What you are asked to do ::
What follows is a set of records, each of which is to be written out exactly.
+--
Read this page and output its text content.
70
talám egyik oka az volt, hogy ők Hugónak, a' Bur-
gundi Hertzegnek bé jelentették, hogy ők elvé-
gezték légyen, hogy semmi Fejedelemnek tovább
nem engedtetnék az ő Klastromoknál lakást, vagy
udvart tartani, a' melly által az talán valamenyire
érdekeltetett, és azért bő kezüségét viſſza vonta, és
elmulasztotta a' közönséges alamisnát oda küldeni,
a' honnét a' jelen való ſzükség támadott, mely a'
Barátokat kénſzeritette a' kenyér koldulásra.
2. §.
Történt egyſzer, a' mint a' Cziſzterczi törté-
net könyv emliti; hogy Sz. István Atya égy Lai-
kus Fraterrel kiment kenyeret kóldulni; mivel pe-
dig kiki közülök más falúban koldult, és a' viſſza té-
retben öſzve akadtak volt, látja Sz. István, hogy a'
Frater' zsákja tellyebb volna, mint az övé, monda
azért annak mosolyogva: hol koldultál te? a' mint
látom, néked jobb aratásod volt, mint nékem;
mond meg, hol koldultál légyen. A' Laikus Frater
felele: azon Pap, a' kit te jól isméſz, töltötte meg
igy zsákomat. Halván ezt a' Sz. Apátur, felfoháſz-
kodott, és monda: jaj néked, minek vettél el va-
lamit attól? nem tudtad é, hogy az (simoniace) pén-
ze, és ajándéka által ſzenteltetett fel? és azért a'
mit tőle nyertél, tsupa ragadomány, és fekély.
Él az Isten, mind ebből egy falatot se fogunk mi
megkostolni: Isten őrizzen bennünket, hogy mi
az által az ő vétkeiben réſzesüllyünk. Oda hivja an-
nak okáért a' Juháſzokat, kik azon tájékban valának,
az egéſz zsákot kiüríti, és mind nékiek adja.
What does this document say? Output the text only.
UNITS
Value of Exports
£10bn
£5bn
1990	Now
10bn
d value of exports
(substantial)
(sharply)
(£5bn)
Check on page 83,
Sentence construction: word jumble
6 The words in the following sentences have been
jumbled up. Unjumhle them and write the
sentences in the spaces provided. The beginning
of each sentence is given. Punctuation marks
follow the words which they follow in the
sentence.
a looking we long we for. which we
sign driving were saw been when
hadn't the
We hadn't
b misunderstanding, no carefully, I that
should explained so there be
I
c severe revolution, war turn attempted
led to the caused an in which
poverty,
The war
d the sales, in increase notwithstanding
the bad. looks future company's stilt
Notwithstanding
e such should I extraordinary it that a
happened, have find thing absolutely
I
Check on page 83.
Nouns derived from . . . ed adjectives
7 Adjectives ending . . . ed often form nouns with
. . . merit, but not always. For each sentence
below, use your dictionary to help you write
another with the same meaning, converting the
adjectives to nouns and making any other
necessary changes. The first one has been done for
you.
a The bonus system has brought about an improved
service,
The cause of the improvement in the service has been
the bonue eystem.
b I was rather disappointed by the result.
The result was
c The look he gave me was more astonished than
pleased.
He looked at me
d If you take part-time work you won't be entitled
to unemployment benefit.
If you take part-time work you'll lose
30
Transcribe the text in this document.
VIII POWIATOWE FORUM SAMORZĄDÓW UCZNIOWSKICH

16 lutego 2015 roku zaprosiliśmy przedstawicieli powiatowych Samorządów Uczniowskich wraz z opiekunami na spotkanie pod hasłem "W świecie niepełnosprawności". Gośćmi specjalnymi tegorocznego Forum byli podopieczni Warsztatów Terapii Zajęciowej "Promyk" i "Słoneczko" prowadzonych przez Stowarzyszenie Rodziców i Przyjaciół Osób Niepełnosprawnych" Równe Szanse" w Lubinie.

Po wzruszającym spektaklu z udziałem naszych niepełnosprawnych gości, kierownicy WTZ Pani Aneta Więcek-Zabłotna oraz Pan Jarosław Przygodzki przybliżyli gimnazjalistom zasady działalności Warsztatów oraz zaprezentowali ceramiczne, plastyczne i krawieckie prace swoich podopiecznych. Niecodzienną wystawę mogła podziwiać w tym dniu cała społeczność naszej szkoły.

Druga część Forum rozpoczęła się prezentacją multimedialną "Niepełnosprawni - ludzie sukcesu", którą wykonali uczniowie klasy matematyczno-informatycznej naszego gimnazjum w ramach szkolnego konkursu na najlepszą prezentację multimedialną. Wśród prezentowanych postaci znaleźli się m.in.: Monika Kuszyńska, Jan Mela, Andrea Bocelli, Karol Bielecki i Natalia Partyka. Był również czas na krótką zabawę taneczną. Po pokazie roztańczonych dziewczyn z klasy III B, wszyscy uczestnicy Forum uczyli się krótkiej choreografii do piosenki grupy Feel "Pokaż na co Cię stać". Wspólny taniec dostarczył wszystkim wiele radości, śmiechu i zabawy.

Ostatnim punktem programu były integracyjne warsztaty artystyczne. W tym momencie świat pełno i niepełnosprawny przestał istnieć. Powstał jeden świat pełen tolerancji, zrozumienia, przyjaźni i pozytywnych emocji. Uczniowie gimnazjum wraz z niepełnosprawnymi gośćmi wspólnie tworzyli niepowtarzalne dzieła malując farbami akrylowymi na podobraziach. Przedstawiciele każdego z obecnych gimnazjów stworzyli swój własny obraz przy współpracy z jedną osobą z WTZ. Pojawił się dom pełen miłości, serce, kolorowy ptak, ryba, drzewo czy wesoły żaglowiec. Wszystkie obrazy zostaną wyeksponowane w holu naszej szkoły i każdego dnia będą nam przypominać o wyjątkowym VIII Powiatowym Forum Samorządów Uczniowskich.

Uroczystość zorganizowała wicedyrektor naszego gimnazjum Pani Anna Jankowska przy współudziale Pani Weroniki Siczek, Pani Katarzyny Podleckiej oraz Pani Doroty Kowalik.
+--
The completed task ::
Read this page and output its text content.
70
talám egyik oka az volt, hogy ők Hugónak, a' Bur-
gundi Hertzegnek bé jelentették, hogy ők elvé-
gezték légyen, hogy semmi Fejedelemnek tovább
nem engedtetnék az ő Klastromoknál lakást, vagy
udvart tartani, a' melly által az talán valamenyire
érdekeltetett, és azért bő kezüségét viſſza vonta, és
elmulasztotta a' közönséges alamisnát oda küldeni,
a' honnét a' jelen való ſzükség támadott, mely a'
Barátokat kénſzeritette a' kenyér koldulásra.
2. §.
Történt egyſzer, a' mint a' Cziſzterczi törté-
net könyv emliti; hogy Sz. István Atya égy Lai-
kus Fraterrel kiment kenyeret kóldulni; mivel pe-
dig kiki közülök más falúban koldult, és a' viſſza té-
retben öſzve akadtak volt, látja Sz. István, hogy a'
Frater' zsákja tellyebb volna, mint az övé, monda
azért annak mosolyogva: hol koldultál te? a' mint
látom, néked jobb aratásod volt, mint nékem;
mond meg, hol koldultál légyen. A' Laikus Frater
felele: azon Pap, a' kit te jól isméſz, töltötte meg
igy zsákomat. Halván ezt a' Sz. Apátur, felfoháſz-
kodott, és monda: jaj néked, minek vettél el va-
lamit attól? nem tudtad é, hogy az (simoniace) pén-
ze, és ajándéka által ſzenteltetett fel? és azért a'
mit tőle nyertél, tsupa ragadomány, és fekély.
Él az Isten, mind ebből egy falatot se fogunk mi
megkostolni: Isten őrizzen bennünket, hogy mi
az által az ő vétkeiben réſzesüllyünk. Oda hivja an-
nak okáért a' Juháſzokat, kik azon tájékban valának,
az egéſz zsákot kiüríti, és mind nékiek adja.
What does this document say? Output the text only.
UNITS
Value of Exports
£10bn
£5bn
1990	Now
10bn
d value of exports
(substantial)
(sharply)
(£5bn)
Check on page 83,
Sentence construction: word jumble
6 The words in the following sentences have been
jumbled up. Unjumhle them and write the
sentences in the spaces provided. The beginning
of each sentence is given. Punctuation marks
follow the words which they follow in the
sentence.
a looking we long we for. which we
sign driving were saw been when
hadn't the
We hadn't
b misunderstanding, no carefully, I that
should explained so there be
I
c severe revolution, war turn attempted
led to the caused an in which
poverty,
The war
d the sales, in increase notwithstanding
the bad. looks future company's stilt
Notwithstanding
e such should I extraordinary it that a
happened, have find thing absolutely
I
Check on page 83.
Nouns derived from . . . ed adjectives
7 Adjectives ending . . . ed often form nouns with
. . . merit, but not always. For each sentence
below, use your dictionary to help you write
another with the same meaning, converting the
adjectives to nouns and making any other
necessary changes. The first one has been done for
you.
a The bonus system has brought about an improved
service,
The cause of the improvement in the service has been
the bonue eystem.
b I was rather disappointed by the result.
The result was
c The look he gave me was more astonished than
pleased.
He looked at me
d If you take part-time work you won't be entitled
to unemployment benefit.
If you take part-time work you'll lose
30
Transcribe the text in this document.
VIII POWIATOWE FORUM SAMORZĄDÓW UCZNIOWSKICH

16 lutego 2015 roku zaprosiliśmy przedstawicieli powiatowych Samorządów Uczniowskich wraz z opiekunami na spotkanie pod hasłem "W świecie niepełnosprawności". Gośćmi specjalnymi tegorocznego Forum byli podopieczni Warsztatów Terapii Zajęciowej "Promyk" i "Słoneczko" prowadzonych przez Stowarzyszenie Rodziców i Przyjaciół Osób Niepełnosprawnych" Równe Szanse" w Lubinie.

Po wzruszającym spektaklu z udziałem naszych niepełnosprawnych gości, kierownicy WTZ Pani Aneta Więcek-Zabłotna oraz Pan Jarosław Przygodzki przybliżyli gimnazjalistom zasady działalności Warsztatów oraz zaprezentowali ceramiczne, plastyczne i krawieckie prace swoich podopiecznych. Niecodzienną wystawę mogła podziwiać w tym dniu cała społeczność naszej szkoły.

Druga część Forum rozpoczęła się prezentacją multimedialną "Niepełnosprawni - ludzie sukcesu", którą wykonali uczniowie klasy matematyczno-informatycznej naszego gimnazjum w ramach szkolnego konkursu na najlepszą prezentację multimedialną. Wśród prezentowanych postaci znaleźli się m.in.: Monika Kuszyńska, Jan Mela, Andrea Bocelli, Karol Bielecki i Natalia Partyka. Był również czas na krótką zabawę taneczną. Po pokazie roztańczonych dziewczyn z klasy III B, wszyscy uczestnicy Forum uczyli się krótkiej choreografii do piosenki grupy Feel "Pokaż na co Cię stać". Wspólny taniec dostarczył wszystkim wiele radości, śmiechu i zabawy.

Ostatnim punktem programu były integracyjne warsztaty artystyczne. W tym momencie świat pełno i niepełnosprawny przestał istnieć. Powstał jeden świat pełen tolerancji, zrozumienia, przyjaźni i pozytywnych emocji. Uczniowie gimnazjum wraz z niepełnosprawnymi gośćmi wspólnie tworzyli niepowtarzalne dzieła malując farbami akrylowymi na podobraziach. Przedstawiciele każdego z obecnych gimnazjów stworzyli swój własny obraz przy współpracy z jedną osobą z WTZ. Pojawił się dom pełen miłości, serce, kolorowy ptak, ryba, drzewo czy wesoły żaglowiec. Wszystkie obrazy zostaną wyeksponowane w holu naszej szkoły i każdego dnia będą nam przypominać o wyjątkowym VIII Powiatowym Forum Samorządów Uczniowskich.

Uroczystość zorganizowała wicedyrektor naszego gimnazjum Pani Anna Jankowska przy współudziale Pani Weroniki Siczek, Pani Katarzyny Podleckiej oraz Pani Doroty Kowalik.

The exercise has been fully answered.